> **Provided records**:

··········

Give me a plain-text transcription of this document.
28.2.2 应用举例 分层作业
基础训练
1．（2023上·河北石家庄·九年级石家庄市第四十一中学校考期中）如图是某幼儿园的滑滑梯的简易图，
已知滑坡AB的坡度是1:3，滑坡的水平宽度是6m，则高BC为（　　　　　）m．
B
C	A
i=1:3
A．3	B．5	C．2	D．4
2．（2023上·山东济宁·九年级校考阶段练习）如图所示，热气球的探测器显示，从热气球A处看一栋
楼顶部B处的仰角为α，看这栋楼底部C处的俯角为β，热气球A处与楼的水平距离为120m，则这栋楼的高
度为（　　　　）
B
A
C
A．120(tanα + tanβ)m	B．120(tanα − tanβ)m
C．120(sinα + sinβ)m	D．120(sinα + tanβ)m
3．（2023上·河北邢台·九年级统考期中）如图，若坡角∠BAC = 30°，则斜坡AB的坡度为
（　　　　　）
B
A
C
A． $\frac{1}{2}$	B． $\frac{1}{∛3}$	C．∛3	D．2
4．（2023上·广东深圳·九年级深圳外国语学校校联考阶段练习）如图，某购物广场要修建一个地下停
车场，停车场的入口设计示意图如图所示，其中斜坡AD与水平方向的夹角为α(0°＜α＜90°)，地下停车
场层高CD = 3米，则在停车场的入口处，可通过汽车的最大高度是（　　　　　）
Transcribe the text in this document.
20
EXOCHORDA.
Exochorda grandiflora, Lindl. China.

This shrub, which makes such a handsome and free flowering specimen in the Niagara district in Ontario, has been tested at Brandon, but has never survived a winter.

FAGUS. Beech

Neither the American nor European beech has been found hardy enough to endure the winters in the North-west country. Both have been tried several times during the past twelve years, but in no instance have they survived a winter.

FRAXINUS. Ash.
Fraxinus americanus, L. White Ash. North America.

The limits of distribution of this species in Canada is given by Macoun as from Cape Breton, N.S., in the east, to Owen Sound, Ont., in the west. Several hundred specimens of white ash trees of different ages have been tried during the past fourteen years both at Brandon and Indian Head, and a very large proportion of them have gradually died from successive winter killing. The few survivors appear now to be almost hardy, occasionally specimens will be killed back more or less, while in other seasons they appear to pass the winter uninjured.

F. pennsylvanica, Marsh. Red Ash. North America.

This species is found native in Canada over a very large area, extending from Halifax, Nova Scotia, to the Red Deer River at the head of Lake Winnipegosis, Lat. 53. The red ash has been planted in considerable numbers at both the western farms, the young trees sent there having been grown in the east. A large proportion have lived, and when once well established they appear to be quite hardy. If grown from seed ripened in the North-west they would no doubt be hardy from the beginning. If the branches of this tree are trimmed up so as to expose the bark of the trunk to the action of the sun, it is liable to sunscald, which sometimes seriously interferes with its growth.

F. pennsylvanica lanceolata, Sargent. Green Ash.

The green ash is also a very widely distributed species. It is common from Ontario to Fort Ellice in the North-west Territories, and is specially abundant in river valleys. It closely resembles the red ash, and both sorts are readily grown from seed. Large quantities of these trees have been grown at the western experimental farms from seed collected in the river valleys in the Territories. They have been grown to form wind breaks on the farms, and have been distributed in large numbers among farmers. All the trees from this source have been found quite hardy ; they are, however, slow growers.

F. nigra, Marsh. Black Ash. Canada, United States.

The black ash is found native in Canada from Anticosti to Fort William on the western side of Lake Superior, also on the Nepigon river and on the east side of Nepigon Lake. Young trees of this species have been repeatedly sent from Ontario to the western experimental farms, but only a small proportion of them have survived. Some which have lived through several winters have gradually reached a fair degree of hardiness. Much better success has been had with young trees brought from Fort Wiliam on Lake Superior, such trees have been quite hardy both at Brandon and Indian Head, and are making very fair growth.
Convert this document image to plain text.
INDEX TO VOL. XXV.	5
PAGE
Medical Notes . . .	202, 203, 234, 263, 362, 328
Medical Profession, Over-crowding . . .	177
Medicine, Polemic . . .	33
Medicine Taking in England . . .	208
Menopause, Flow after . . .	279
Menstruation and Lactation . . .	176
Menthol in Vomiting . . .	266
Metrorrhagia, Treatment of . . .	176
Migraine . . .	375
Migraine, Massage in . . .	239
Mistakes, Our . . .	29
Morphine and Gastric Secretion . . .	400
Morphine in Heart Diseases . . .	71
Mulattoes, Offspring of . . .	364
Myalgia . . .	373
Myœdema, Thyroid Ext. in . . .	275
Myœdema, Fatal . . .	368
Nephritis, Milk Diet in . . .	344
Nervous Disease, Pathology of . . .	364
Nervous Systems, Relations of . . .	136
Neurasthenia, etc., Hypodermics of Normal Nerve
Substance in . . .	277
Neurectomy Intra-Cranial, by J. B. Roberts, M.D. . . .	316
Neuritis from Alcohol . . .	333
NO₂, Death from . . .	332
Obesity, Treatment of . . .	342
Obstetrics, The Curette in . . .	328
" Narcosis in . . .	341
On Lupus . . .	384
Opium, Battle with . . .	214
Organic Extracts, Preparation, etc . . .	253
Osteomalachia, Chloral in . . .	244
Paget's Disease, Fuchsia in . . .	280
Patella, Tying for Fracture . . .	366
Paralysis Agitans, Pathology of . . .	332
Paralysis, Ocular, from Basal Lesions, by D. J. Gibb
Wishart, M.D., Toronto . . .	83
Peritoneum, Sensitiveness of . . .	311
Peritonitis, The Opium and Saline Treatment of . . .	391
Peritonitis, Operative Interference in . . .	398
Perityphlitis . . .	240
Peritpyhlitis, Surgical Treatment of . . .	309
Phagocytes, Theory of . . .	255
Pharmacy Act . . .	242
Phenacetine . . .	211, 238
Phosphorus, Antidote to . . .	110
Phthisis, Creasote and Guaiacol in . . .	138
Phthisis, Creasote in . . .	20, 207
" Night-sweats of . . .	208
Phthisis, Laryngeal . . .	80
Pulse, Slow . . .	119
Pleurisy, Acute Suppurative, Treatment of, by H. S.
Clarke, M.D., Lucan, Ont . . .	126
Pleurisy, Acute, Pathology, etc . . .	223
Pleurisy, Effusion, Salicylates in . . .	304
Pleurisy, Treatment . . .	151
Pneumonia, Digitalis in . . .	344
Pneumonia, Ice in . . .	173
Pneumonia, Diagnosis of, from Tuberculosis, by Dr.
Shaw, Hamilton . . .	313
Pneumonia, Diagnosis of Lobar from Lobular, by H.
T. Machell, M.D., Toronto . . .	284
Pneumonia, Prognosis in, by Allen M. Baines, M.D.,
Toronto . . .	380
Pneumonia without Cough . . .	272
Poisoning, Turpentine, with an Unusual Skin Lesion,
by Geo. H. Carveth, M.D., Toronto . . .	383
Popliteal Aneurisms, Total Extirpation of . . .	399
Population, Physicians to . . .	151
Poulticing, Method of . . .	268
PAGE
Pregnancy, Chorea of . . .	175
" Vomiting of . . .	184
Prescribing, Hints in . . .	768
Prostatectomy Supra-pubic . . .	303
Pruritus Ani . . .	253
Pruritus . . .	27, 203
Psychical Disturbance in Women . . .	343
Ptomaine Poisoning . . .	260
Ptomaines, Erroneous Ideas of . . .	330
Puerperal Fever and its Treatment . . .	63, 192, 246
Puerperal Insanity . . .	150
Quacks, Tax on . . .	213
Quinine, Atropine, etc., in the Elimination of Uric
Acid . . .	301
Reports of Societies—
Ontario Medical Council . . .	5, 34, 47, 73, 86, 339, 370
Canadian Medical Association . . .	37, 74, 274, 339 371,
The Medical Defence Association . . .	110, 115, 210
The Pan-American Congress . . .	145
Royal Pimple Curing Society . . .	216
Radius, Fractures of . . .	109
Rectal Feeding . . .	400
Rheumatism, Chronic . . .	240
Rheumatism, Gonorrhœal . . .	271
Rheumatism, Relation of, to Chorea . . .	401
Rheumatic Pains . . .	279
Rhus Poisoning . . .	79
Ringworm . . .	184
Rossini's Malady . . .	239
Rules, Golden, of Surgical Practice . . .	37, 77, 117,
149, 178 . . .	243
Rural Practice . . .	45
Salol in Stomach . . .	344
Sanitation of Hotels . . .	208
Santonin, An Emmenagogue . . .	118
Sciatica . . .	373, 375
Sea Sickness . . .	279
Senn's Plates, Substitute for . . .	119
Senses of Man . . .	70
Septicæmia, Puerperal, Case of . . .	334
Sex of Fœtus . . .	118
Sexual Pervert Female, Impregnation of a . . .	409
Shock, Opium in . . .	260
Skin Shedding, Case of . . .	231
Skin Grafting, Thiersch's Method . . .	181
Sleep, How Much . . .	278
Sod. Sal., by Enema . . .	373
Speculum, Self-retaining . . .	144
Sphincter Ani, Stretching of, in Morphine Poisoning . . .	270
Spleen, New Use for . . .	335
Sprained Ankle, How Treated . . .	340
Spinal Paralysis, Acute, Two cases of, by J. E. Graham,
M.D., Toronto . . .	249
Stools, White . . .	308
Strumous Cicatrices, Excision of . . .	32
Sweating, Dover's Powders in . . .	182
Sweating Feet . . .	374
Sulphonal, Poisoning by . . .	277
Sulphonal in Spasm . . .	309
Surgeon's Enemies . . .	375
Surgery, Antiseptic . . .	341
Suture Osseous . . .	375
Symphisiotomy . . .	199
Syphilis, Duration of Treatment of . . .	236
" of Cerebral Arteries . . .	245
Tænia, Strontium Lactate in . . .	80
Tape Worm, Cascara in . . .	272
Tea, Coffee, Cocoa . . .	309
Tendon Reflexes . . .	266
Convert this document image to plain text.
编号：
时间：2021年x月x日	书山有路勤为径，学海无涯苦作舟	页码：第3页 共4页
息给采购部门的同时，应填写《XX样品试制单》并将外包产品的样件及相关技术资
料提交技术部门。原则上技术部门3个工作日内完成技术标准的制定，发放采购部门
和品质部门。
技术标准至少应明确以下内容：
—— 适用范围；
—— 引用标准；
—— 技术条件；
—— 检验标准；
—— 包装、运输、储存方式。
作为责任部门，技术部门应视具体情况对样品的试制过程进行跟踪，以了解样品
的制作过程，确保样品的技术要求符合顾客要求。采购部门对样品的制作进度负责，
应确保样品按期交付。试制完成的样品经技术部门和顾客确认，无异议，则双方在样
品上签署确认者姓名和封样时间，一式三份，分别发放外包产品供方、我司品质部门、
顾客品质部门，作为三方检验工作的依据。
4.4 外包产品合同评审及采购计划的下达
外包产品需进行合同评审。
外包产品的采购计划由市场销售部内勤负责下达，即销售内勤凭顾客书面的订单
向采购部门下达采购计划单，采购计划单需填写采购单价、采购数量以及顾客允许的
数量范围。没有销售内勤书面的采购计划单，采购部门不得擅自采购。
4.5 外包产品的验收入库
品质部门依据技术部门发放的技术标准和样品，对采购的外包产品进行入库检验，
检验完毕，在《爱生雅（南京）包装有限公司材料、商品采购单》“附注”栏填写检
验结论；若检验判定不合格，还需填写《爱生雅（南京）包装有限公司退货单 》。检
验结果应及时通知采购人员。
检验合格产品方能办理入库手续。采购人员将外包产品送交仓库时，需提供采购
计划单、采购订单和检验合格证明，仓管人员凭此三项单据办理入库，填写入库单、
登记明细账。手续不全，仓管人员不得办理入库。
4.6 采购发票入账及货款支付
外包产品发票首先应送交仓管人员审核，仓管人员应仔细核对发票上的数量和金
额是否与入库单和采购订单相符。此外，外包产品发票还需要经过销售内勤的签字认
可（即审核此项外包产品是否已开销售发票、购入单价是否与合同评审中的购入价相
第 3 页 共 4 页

··········

> **Problem to work on**: Find each line in the records holding the string "Toronto" and show it.

> **Correct answer**:
Wishart, M.D., Toronto . . .	83
T. Machell, M.D., Toronto . . .	284
Toronto . . .	380
by Geo. H. Carveth, M.D., Toronto . . .	383
M.D., Toronto . . .	249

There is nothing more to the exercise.